### Text block
▶
Diagrams Showing Polarization of Metals
Note that most charge buildup is typically on the ends of the metal, but that there is also a small amount of charge on the
sides as well.
Compare these conventions to the convention we used earlier to show the individual atoms or molecules polarize in an insulator.
Polarized and/or Charged
Take care to use technical terms precisely. The metal block shown in Figure 15.28 is polarized. It is not charged; its net charge is still zero.
Net Electric Field in a Metal Goes to Zero in Equilibrium
The reasoning process that we went through when considering the polarization of ionic solutions applies equally well to metals,
or to any conductor. We used proof by contradiction to demonstrate that in equilibrium the net electric field inside a conductor
must be zero (because if it were not zero, mobile charged particles would move under the influence of the field, and the system
would not be in equilibrium).
◀
### Requests
[1] List the section headings that appear in the passage on metal polarization.
[2] Resume the passage on metal polarization, picking up after its final sentence.

### Dataset records
▶
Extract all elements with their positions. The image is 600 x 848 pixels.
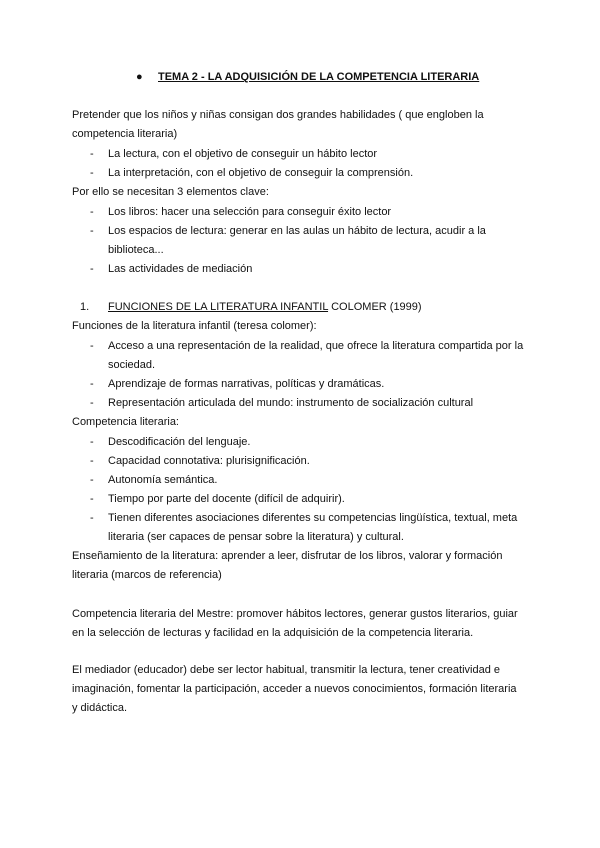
◀
▶
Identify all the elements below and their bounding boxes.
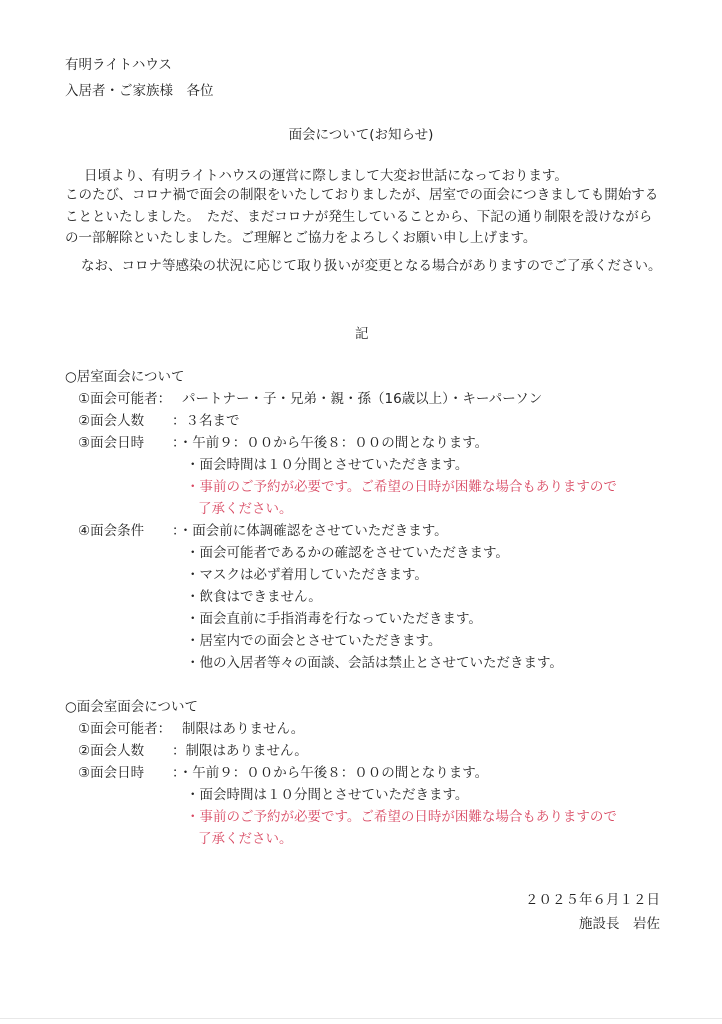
◀
### The replies
[1]
Diagrams Showing Polarization of Metals
Polarized and/or Charged
Net Electric Field in a Metal Goes to Zero in Equilibrium

[2]
It is intriguing that it is possible for mobile charges to rearrange themselves in such a way that the net electric field
is zero not just at one single location, but also at every location inside the metal. It would be a very difficult problem
for us to calculate exactly where to place charged particles to make a net field of zero inside a metal object, but in fact
the many mobile charges do rearrange in just such a way as to accomplish this. It can be shown that it is because of the 1/r2 distance dependence of the electric field that this is possible—if the exponent were not exactly 2.0, the world would be
quite different.
When equilibrium is reached in a metal, things are essentially unchanged in the interior of the metal. There is no excess
charge—we still have a uniform sea of electrons filling the space around the positive atomic core. The net electric field
inside the metal, which is the sum of the applied field and the field due to the charge buildup on the edges of the metal,
is still zero.
At the surfaces there is some excess charge, so we can represent a polarized metal as having thin layers of charge on its
surfaces but being unpolarized in the interior, unlike an insulator.
The shifting of the mobile electron sea in metals is a much larger effect than occurs in insulators, where the polarization
is limited by the fact that all the electrons, including the outermost ones, are bound to the atoms, unlike the situation
in metals. A polarized insulator is a collection of tiny (molecule-sized) dipoles, whereas a polarized metal forms one giant
dipole.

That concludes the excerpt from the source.